§ GIVEN TASK: Transcribe the lines below verbatim, skipping the images.
── EXTRACTED INFORMATION
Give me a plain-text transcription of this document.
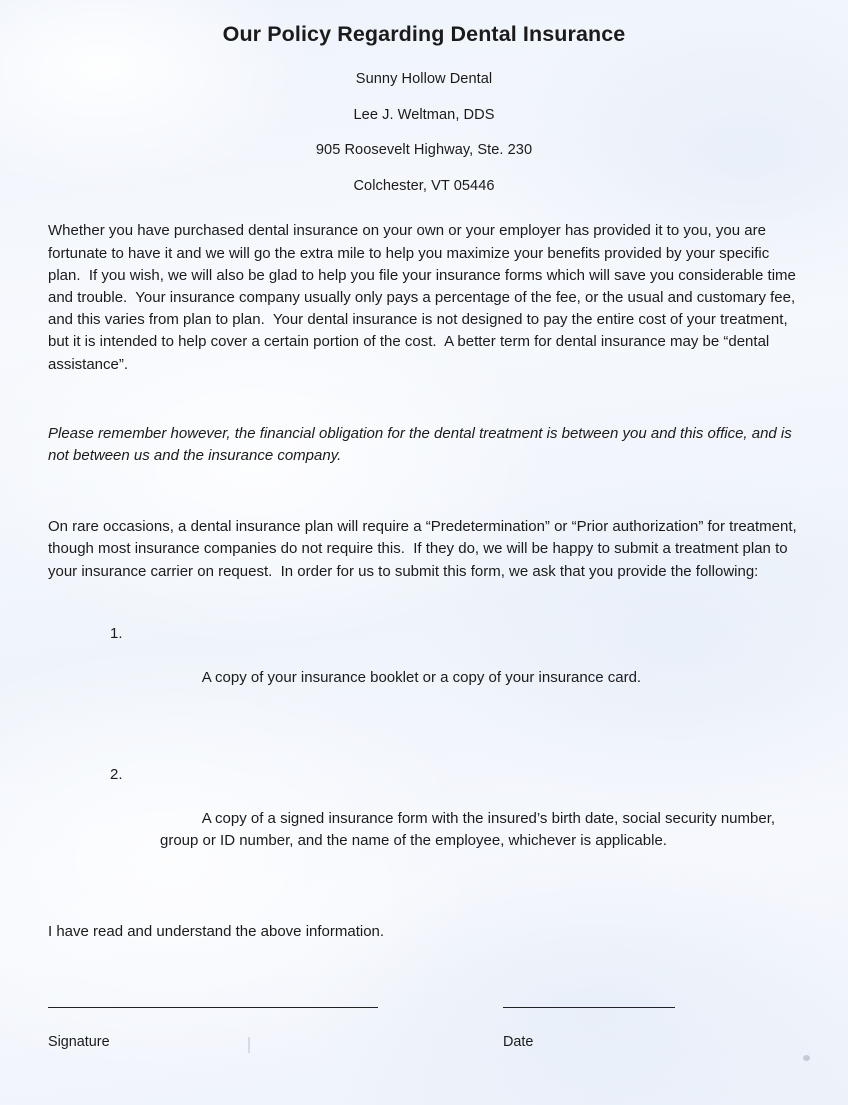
Our Policy Regarding Dental Insurance

Sunny Hollow Dental

Lee J. Weltman, DDS

905 Roosevelt Highway, Ste. 230

Colchester, VT 05446

Whether you have purchased dental insurance on your own or your employer has provided it to you, you are fortunate to have it and we will go the extra mile to help you maximize your benefits provided by your specific plan.  If you wish, we will also be glad to help you file your insurance forms which will save you considerable time and trouble.  Your insurance company usually only pays a percentage of the fee, or the usual and customary fee, and this varies from plan to plan.  Your dental insurance is not designed to pay the entire cost of your treatment, but it is intended to help cover a certain portion of the cost.  A better term for dental insurance may be “dental assistance”.

Please remember however, the financial obligation for the dental treatment is between you and this office, and is not between us and the insurance company.

On rare occasions, a dental insurance plan will require a “Predetermination” or “Prior authorization” for treatment, though most insurance companies do not require this.  If they do, we will be happy to submit a treatment plan to your insurance carrier on request.  In order for us to submit this form, we ask that you provide the following:

1.

A copy of your insurance booklet or a copy of your insurance card.

2.

A copy of a signed insurance form with the insured’s birth date, social security number, group or ID number, and the name of the employee, whichever is applicable.

I have read and understand the above information.

Signature	Date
────
§ EXPECTED ANSWER:
Give me a plain-text transcription of this document.
Our Policy Regarding Dental Insurance

Sunny Hollow Dental

Lee J. Weltman, DDS

905 Roosevelt Highway, Ste. 230

Colchester, VT 05446

Whether you have purchased dental insurance on your own or your employer has provided it to you, you are fortunate to have it and we will go the extra mile to help you maximize your benefits provided by your specific plan.  If you wish, we will also be glad to help you file your insurance forms which will save you considerable time and trouble.  Your insurance company usually only pays a percentage of the fee, or the usual and customary fee, and this varies from plan to plan.  Your dental insurance is not designed to pay the entire cost of your treatment, but it is intended to help cover a certain portion of the cost.  A better term for dental insurance may be “dental assistance”.

Please remember however, the financial obligation for the dental treatment is between you and this office, and is not between us and the insurance company.

On rare occasions, a dental insurance plan will require a “Predetermination” or “Prior authorization” for treatment, though most insurance companies do not require this.  If they do, we will be happy to submit a treatment plan to your insurance carrier on request.  In order for us to submit this form, we ask that you provide the following:

1.

A copy of your insurance booklet or a copy of your insurance card.

2.

A copy of a signed insurance form with the insured’s birth date, social security number, group or ID number, and the name of the employee, whichever is applicable.

I have read and understand the above information.

Signature	Date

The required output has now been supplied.